START Available records

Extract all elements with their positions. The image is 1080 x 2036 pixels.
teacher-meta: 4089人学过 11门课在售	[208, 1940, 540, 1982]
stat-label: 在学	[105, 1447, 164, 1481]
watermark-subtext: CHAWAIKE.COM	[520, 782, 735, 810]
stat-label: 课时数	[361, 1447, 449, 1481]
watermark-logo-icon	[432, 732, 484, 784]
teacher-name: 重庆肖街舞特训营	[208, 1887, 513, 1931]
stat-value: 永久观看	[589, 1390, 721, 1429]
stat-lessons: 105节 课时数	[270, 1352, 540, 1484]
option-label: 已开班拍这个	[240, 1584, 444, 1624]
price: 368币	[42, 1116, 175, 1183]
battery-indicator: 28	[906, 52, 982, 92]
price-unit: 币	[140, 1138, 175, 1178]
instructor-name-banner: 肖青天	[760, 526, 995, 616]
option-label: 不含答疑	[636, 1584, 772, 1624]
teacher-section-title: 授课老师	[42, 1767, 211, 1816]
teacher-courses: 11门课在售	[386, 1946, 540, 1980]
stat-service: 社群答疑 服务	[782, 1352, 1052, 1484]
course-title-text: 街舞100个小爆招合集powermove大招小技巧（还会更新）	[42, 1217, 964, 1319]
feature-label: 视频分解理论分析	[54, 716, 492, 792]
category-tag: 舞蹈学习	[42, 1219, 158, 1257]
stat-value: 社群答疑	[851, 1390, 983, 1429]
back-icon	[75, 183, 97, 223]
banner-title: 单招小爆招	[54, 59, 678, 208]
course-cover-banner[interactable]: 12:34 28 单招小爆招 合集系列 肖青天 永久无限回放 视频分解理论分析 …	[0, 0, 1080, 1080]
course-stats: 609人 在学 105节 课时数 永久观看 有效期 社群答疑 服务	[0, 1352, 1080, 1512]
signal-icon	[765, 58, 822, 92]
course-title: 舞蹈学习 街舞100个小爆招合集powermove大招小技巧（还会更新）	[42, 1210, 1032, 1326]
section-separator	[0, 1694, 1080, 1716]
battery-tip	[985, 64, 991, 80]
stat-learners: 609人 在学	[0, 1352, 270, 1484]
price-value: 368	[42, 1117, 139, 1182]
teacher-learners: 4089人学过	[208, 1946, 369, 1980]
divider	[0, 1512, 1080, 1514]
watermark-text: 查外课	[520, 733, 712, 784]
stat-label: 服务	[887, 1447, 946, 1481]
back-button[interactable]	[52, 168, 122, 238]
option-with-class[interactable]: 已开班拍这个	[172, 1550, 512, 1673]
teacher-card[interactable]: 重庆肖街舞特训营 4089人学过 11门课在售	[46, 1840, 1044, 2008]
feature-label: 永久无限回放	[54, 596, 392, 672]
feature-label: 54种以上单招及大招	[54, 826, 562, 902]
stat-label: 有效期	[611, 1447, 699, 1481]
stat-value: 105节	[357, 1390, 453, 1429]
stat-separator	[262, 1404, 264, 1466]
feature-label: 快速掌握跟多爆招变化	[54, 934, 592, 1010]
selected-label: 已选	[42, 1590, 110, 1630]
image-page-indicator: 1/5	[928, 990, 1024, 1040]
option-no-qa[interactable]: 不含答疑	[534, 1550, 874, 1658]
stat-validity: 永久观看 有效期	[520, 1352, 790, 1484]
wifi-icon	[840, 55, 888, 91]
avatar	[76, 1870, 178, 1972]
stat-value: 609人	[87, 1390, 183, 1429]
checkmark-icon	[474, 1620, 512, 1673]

END Available records

Written problem:
Can you render each line of the record above as a numbered list, skipping any blank lines?

Output:
1. Extract all elements with their positions. The image is 1080 x 2036 pixels.
2. teacher-meta: 4089人学过 11门课在售	[208, 1940, 540, 1982]
3. stat-label: 在学	[105, 1447, 164, 1481]
4. watermark-subtext: CHAWAIKE.COM	[520, 782, 735, 810]
5. stat-label: 课时数	[361, 1447, 449, 1481]
6. watermark-logo-icon	[432, 732, 484, 784]
7. teacher-name: 重庆肖街舞特训营	[208, 1887, 513, 1931]
8. stat-value: 永久观看	[589, 1390, 721, 1429]
9. stat-lessons: 105节 课时数	[270, 1352, 540, 1484]
10. option-label: 已开班拍这个	[240, 1584, 444, 1624]
11. price: 368币	[42, 1116, 175, 1183]
12. battery-indicator: 28	[906, 52, 982, 92]
13. price-unit: 币	[140, 1138, 175, 1178]
14. instructor-name-banner: 肖青天	[760, 526, 995, 616]
15. option-label: 不含答疑	[636, 1584, 772, 1624]
16. teacher-section-title: 授课老师	[42, 1767, 211, 1816]
17. teacher-courses: 11门课在售	[386, 1946, 540, 1980]
18. stat-service: 社群答疑 服务	[782, 1352, 1052, 1484]
19. course-title-text: 街舞100个小爆招合集powermove大招小技巧（还会更新）	[42, 1217, 964, 1319]
20. feature-label: 视频分解理论分析	[54, 716, 492, 792]
21. category-tag: 舞蹈学习	[42, 1219, 158, 1257]
22. stat-value: 社群答疑	[851, 1390, 983, 1429]
23. back-icon	[75, 183, 97, 223]
24. banner-title: 单招小爆招	[54, 59, 678, 208]
25. course-cover-banner[interactable]: 12:34 28 单招小爆招 合集系列 肖青天 永久无限回放 视频分解理论分析 …	[0, 0, 1080, 1080]
26. course-stats: 609人 在学 105节 课时数 永久观看 有效期 社群答疑 服务	[0, 1352, 1080, 1512]
27. signal-icon	[765, 58, 822, 92]
28. course-title: 舞蹈学习 街舞100个小爆招合集powermove大招小技巧（还会更新）	[42, 1210, 1032, 1326]
29. section-separator	[0, 1694, 1080, 1716]
30. battery-tip	[985, 64, 991, 80]
31. stat-learners: 609人 在学	[0, 1352, 270, 1484]
32. price-value: 368	[42, 1117, 139, 1182]
33. teacher-learners: 4089人学过	[208, 1946, 369, 1980]
34. divider	[0, 1512, 1080, 1514]
35. watermark-text: 查外课	[520, 733, 712, 784]
36. stat-label: 服务	[887, 1447, 946, 1481]
37. back-button[interactable]	[52, 168, 122, 238]
38. option-with-class[interactable]: 已开班拍这个	[172, 1550, 512, 1673]
39. teacher-card[interactable]: 重庆肖街舞特训营 4089人学过 11门课在售	[46, 1840, 1044, 2008]
40. feature-label: 永久无限回放	[54, 596, 392, 672]
41. feature-label: 54种以上单招及大招	[54, 826, 562, 902]
42. stat-label: 有效期	[611, 1447, 699, 1481]
43. stat-value: 105节	[357, 1390, 453, 1429]
44. stat-separator	[262, 1404, 264, 1466]
45. feature-label: 快速掌握跟多爆招变化	[54, 934, 592, 1010]
46. selected-label: 已选	[42, 1590, 110, 1630]
47. image-page-indicator: 1/5	[928, 990, 1024, 1040]
48. option-no-qa[interactable]: 不含答疑	[534, 1550, 874, 1658]
49. stat-validity: 永久观看 有效期	[520, 1352, 790, 1484]
50. wifi-icon	[840, 55, 888, 91]
51. avatar	[76, 1870, 178, 1972]
52. stat-value: 609人	[87, 1390, 183, 1429]
53. checkmark-icon	[474, 1620, 512, 1673]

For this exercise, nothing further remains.